▶ [Exercise]:
Pull out every line from the listing that has the word "GPGSV".

====================

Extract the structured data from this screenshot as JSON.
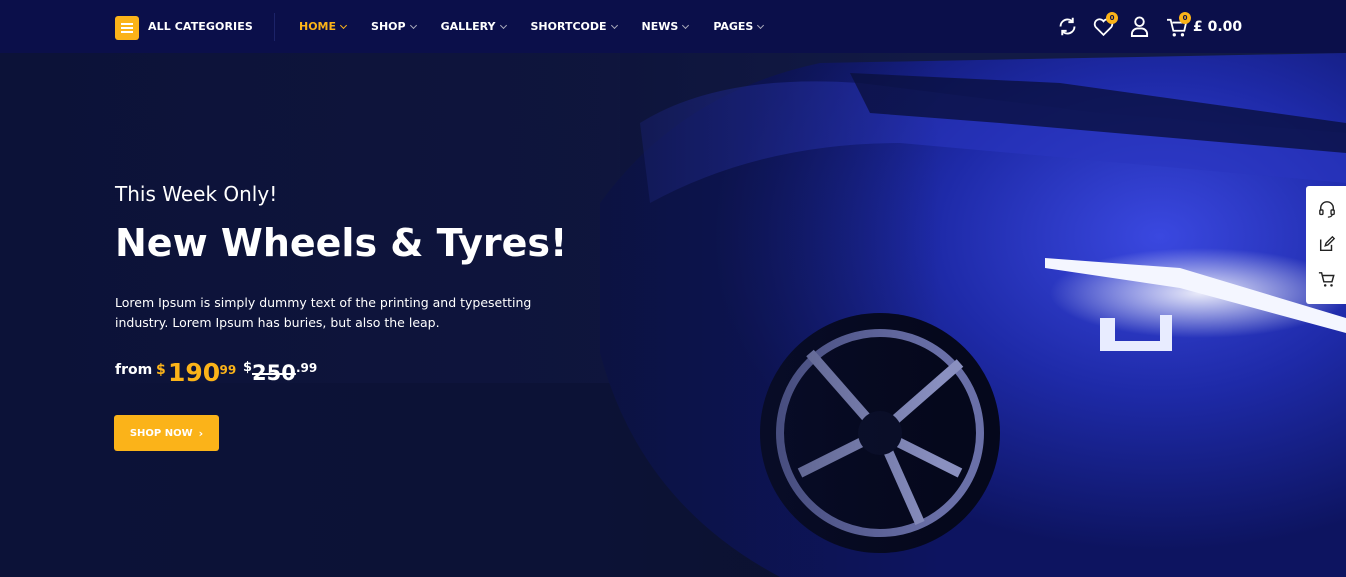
{
  "header": {
    "categories_label": "ALL CATEGORIES",
    "nav": [
      {
        "label": "HOME",
        "active": true
      },
      {
        "label": "SHOP"
      },
      {
        "label": "GALLERY"
      },
      {
        "label": "SHORTCODE"
      },
      {
        "label": "NEWS"
      },
      {
        "label": "PAGES"
      }
    ],
    "icons": [
      "refresh-icon",
      "heart-icon",
      "user-icon",
      "cart-icon"
    ],
    "wishlist_count": "0",
    "cart_count": "0",
    "cart_total": "£ 0.00"
  },
  "hero": {
    "tagline": "This Week Only!",
    "headline": "New Wheels & Tyres!",
    "description": "Lorem Ipsum is simply dummy text of the printing and typesetting industry. Lorem Ipsum has buries, but also the leap.",
    "from_label": "from",
    "new_price": {
      "currency": "$",
      "integer": "190",
      "decimal": ".99"
    },
    "old_price": {
      "currency": "$",
      "integer": "250",
      "decimal": ".99"
    },
    "button_label": "SHOP NOW",
    "button_icon": "chevron-right-icon"
  },
  "side_panel": {
    "icons": [
      "headset-icon",
      "edit-icon",
      "cart-icon"
    ]
  },
  "colors": {
    "accent": "#fbb319",
    "nav_bg": "#0b0f4a",
    "hero_bg": "#0e1556"
  }
}
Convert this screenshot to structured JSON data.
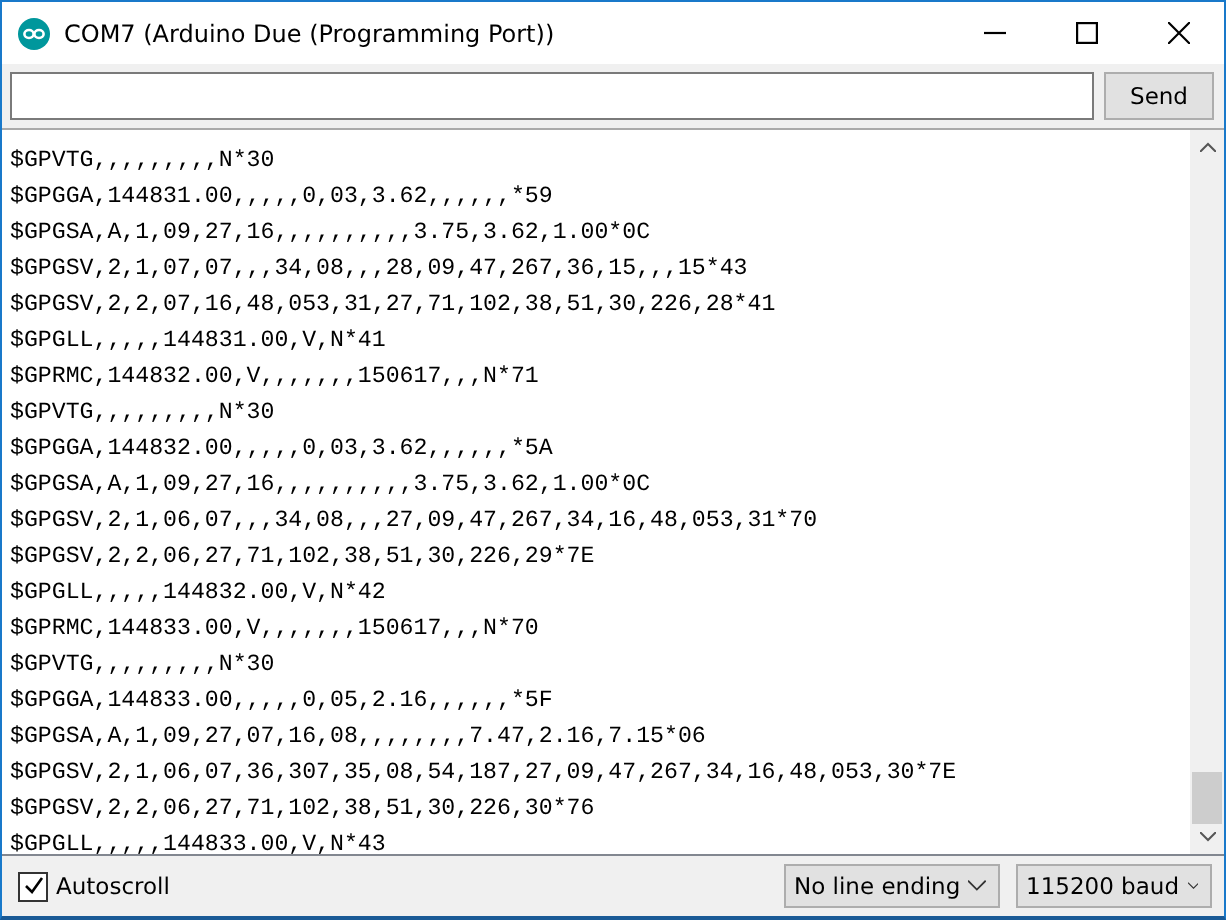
{
  "window": {
    "title": "COM7 (Arduino Due (Programming Port))"
  },
  "send_button": "Send",
  "output_lines": [
    "$GPVTG,,,,,,,,,N*30",
    "$GPGGA,144831.00,,,,,0,03,3.62,,,,,,*59",
    "$GPGSA,A,1,09,27,16,,,,,,,,,,3.75,3.62,1.00*0C",
    "$GPGSV,2,1,07,07,,,34,08,,,28,09,47,267,36,15,,,15*43",
    "$GPGSV,2,2,07,16,48,053,31,27,71,102,38,51,30,226,28*41",
    "$GPGLL,,,,,144831.00,V,N*41",
    "$GPRMC,144832.00,V,,,,,,,150617,,,N*71",
    "$GPVTG,,,,,,,,,N*30",
    "$GPGGA,144832.00,,,,,0,03,3.62,,,,,,*5A",
    "$GPGSA,A,1,09,27,16,,,,,,,,,,3.75,3.62,1.00*0C",
    "$GPGSV,2,1,06,07,,,34,08,,,27,09,47,267,34,16,48,053,31*70",
    "$GPGSV,2,2,06,27,71,102,38,51,30,226,29*7E",
    "$GPGLL,,,,,144832.00,V,N*42",
    "$GPRMC,144833.00,V,,,,,,,150617,,,N*70",
    "$GPVTG,,,,,,,,,N*30",
    "$GPGGA,144833.00,,,,,0,05,2.16,,,,,,*5F",
    "$GPGSA,A,1,09,27,07,16,08,,,,,,,,7.47,2.16,7.15*06",
    "$GPGSV,2,1,06,07,36,307,35,08,54,187,27,09,47,267,34,16,48,053,30*7E",
    "$GPGSV,2,2,06,27,71,102,38,51,30,226,30*76",
    "$GPGLL,,,,,144833.00,V,N*43"
  ],
  "autoscroll": {
    "label": "Autoscroll",
    "checked": true
  },
  "line_ending": "No line ending",
  "baud_rate": "115200 baud"
}
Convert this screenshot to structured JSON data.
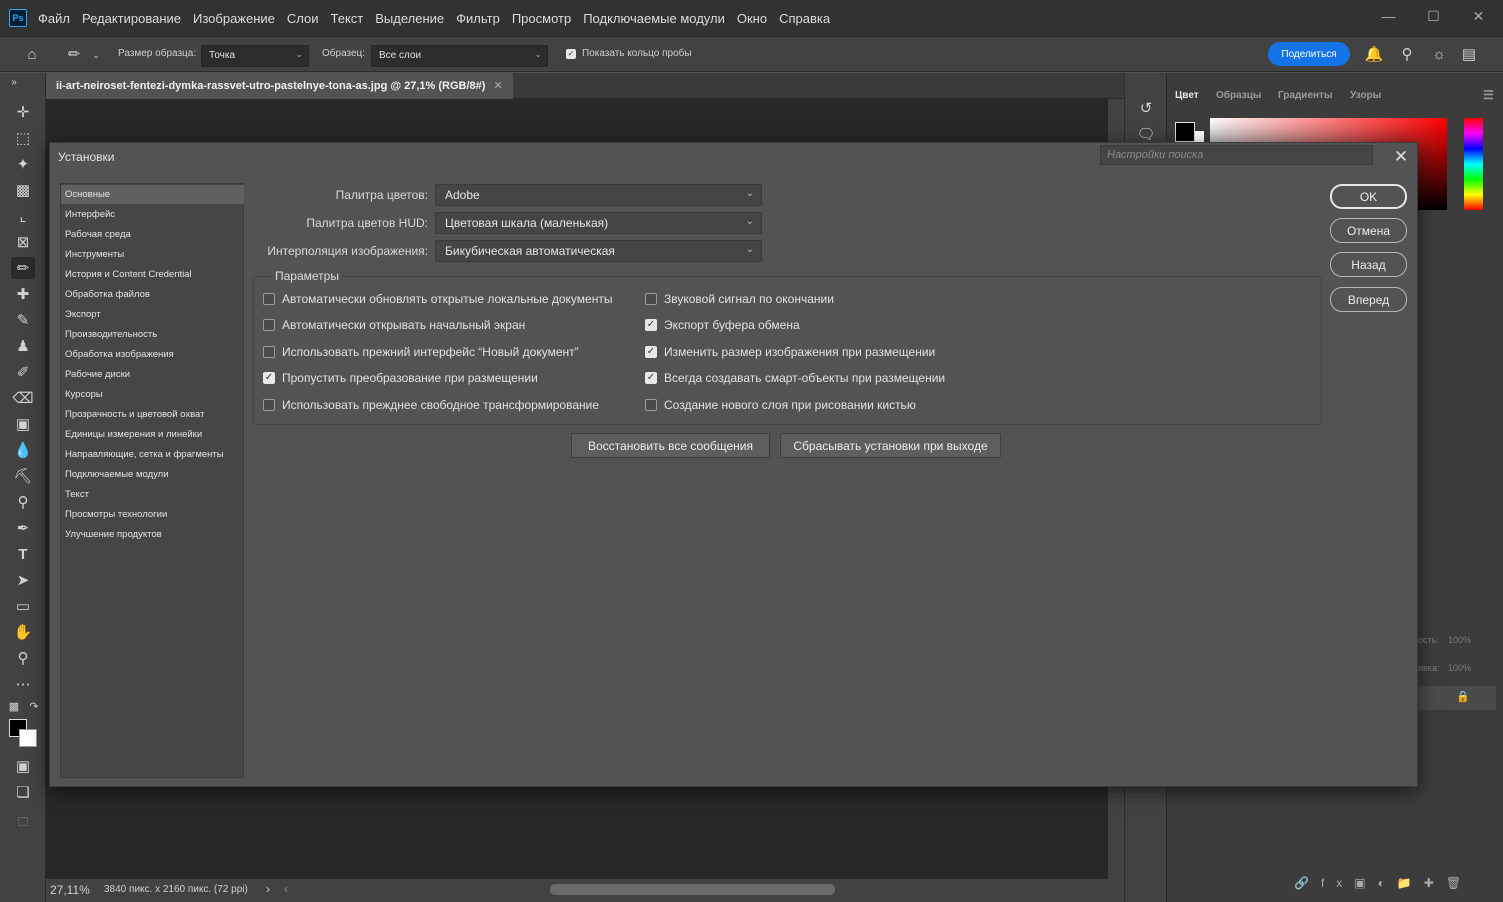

====================

▶ [Task response]:
    "$GPGSV,2,1,07,07,,,34,08,,,28,09,47,267,36,15,,,15*43",
    "$GPGSV,2,2,07,16,48,053,31,27,71,102,38,51,30,226,28*41",
    "$GPGSV,2,1,06,07,,,34,08,,,27,09,47,267,34,16,48,053,31*70",
    "$GPGSV,2,2,06,27,71,102,38,51,30,226,29*7E",
    "$GPGSV,2,1,06,07,36,307,35,08,54,187,27,09,47,267,34,16,48,053,30*7E",
    "$GPGSV,2,2,06,27,71,102,38,51,30,226,30*76",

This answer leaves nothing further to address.